#### AVAILABLE DATA ####
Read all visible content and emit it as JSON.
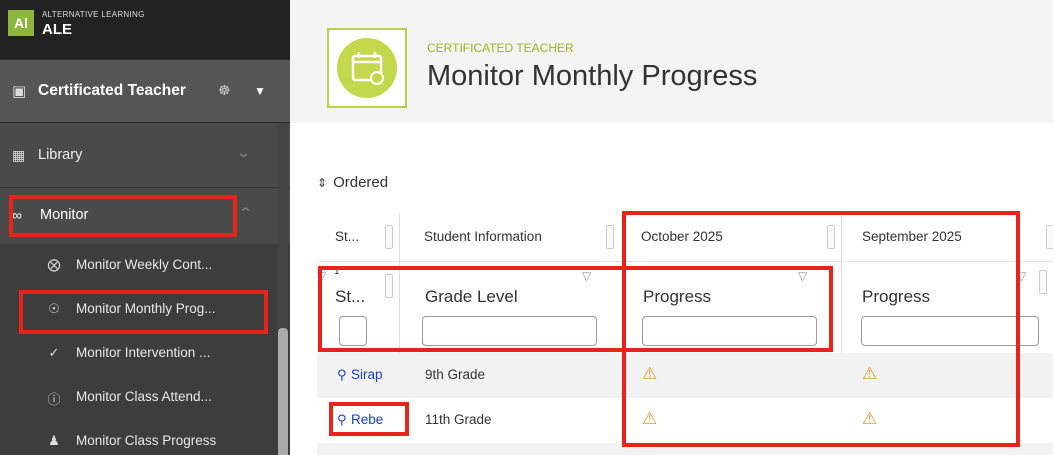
{
  "brand": {
    "logo": "Al",
    "subtitle": "ALTERNATIVE LEARNING",
    "title": "ALE"
  },
  "role": {
    "label": "Certificated Teacher"
  },
  "nav": {
    "library": "Library",
    "monitor": "Monitor",
    "sub_items": [
      {
        "icon": "times-circle-icon",
        "label": "Monitor Weekly Cont..."
      },
      {
        "icon": "search-circle-icon",
        "label": "Monitor Monthly Prog..."
      },
      {
        "icon": "check-icon",
        "label": "Monitor Intervention ..."
      },
      {
        "icon": "question-circle-icon",
        "label": "Monitor Class Attend..."
      },
      {
        "icon": "users-icon",
        "label": "Monitor Class Progress"
      }
    ]
  },
  "page": {
    "supertitle": "CERTIFICATED TEACHER",
    "title": "Monitor Monthly Progress"
  },
  "ordered_label": "Ordered",
  "grid": {
    "columns": [
      "St...",
      "Student Information",
      "October 2025",
      "September 2025"
    ],
    "filter_labels": [
      "St...",
      "Grade Level",
      "Progress",
      "Progress"
    ],
    "sort_badge": "1",
    "rows": [
      {
        "student": "Sirap",
        "grade": "9th Grade"
      },
      {
        "student": "Rebe",
        "grade": "11th Grade"
      }
    ]
  },
  "colors": {
    "accent_green": "#9ab321",
    "highlight_red": "#e8231a",
    "warning": "#e3993a",
    "link_blue": "#1a3fc9"
  }
}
####
Return all the entries word for word, but omit any pictures they contain.

Read all visible content and emit it as JSON.
{
  "brand": {
    "logo": "Al",
    "subtitle": "ALTERNATIVE LEARNING",
    "title": "ALE"
  },
  "role": {
    "label": "Certificated Teacher"
  },
  "nav": {
    "library": "Library",
    "monitor": "Monitor",
    "sub_items": [
      {
        "icon": "times-circle-icon",
        "label": "Monitor Weekly Cont..."
      },
      {
        "icon": "search-circle-icon",
        "label": "Monitor Monthly Prog..."
      },
      {
        "icon": "check-icon",
        "label": "Monitor Intervention ..."
      },
      {
        "icon": "question-circle-icon",
        "label": "Monitor Class Attend..."
      },
      {
        "icon": "users-icon",
        "label": "Monitor Class Progress"
      }
    ]
  },
  "page": {
    "supertitle": "CERTIFICATED TEACHER",
    "title": "Monitor Monthly Progress"
  },
  "ordered_label": "Ordered",
  "grid": {
    "columns": [
      "St...",
      "Student Information",
      "October 2025",
      "September 2025"
    ],
    "filter_labels": [
      "St...",
      "Grade Level",
      "Progress",
      "Progress"
    ],
    "sort_badge": "1",
    "rows": [
      {
        "student": "Sirap",
        "grade": "9th Grade"
      },
      {
        "student": "Rebe",
        "grade": "11th Grade"
      }
    ]
  },
  "colors": {
    "accent_green": "#9ab321",
    "highlight_red": "#e8231a",
    "warning": "#e3993a",
    "link_blue": "#1a3fc9"
  }
}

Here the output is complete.